**PROBLEMS TO WORK ON**
A - According to the Jeremy Kagan page, why did Kagan feel that he had created the story of humankind? Answer in one to three sentences.
B - Write what comes next on the Jeremy Kagan page, starting after its last line.

**TEXT PASSAGE**

%%

Jeremy Kagan
Jeremy Kagan is an American film and television director, screenwriter, and television producer. In June of 2013, Kagan published a book about his near-death experience which took place during a Native American sweat lodge ceremony. After leaving his body, Kagan reports entering a personal hell, escaping, and then exploring various spiritual realities. Among other things, Kagan reports becoming aware of everything he had ever perceived, actual or imagined. His personal story, or life review, eventually morphed into the story of humankind , which he felt he had created: “Everything I had seen and heard — all the events I have known about, all the media I had watched, every movie, TV show, book, image, human I had met or seen or heard about — all of them — I had made them all up! Everything known on my path as this particular human being had been of my making. My imagining. And all the creations made by others — even the very existence of others — all of this had originated in my mind.”
Websites & Background Information
• The Near Death and Life of Jeremy Kagan
• ‘My Death: A Personal Guide Book’ on Facebook
• Jeremy Kagan on Twitter
• Jeremy Kagan on NDE Space Network
• Wikipedia on Jeremy Kagan
• IMDb on Jeremy Kagan
• Jeremy Kagan on YouTube
• SCA Family Stories: Jeremy Kagan (09/12/13)

%%

**Stored dataset items**

%%

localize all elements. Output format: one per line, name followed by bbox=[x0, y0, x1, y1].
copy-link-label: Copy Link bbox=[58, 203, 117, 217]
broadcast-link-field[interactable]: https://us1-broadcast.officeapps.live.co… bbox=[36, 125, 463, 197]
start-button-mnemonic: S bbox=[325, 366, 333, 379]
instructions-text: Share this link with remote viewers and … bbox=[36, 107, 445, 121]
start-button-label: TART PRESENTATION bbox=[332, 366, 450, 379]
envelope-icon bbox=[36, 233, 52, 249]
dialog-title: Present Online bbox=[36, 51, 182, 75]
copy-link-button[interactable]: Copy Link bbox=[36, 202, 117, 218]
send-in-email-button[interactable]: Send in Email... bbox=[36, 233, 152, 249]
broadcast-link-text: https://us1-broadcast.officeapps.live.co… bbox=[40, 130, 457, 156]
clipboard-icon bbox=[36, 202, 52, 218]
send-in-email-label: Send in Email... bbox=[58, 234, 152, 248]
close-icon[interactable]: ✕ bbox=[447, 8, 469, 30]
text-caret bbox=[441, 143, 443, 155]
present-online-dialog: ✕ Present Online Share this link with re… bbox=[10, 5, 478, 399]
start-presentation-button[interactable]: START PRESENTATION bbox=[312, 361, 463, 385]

%%

**EXERCISE RESPONSES**
A - He came to feel that everything he had seen, heard, or known about was of his own making. This included every event, all the media he had watched, and every person he had met or heard of. To him, all of it, even the existence of others, had originated in his own mind.

B -
Book
My Death: A Personal Guidebook
Amazon Description:
“This is a powerful memoir of a near-death experience. After a Native American sweat lodge, the author loses control of his body and then his life. He begins a passage that leads to a personal hell. He discovers a way to escape and emerges into an amazing exploration of the soul’s journey. In this intense adventure, there are insights into stages of consciousness and encounters of blissful perfection. This spiritual, inspirational book is meant to be an aid to removing the universal fear of the final journey we are all taking.”
Notable Quotes
“Your hell, whatever vision you may now have of it, simply evaporates. It is all a fiction, invented. Its strength and even existence just depends on how long you want to believe in it. But it has a false power. It vanishes once you realize it is merely a thought. It is like a cloud in the sky. It will inevitably dissolve back into the endless sky.”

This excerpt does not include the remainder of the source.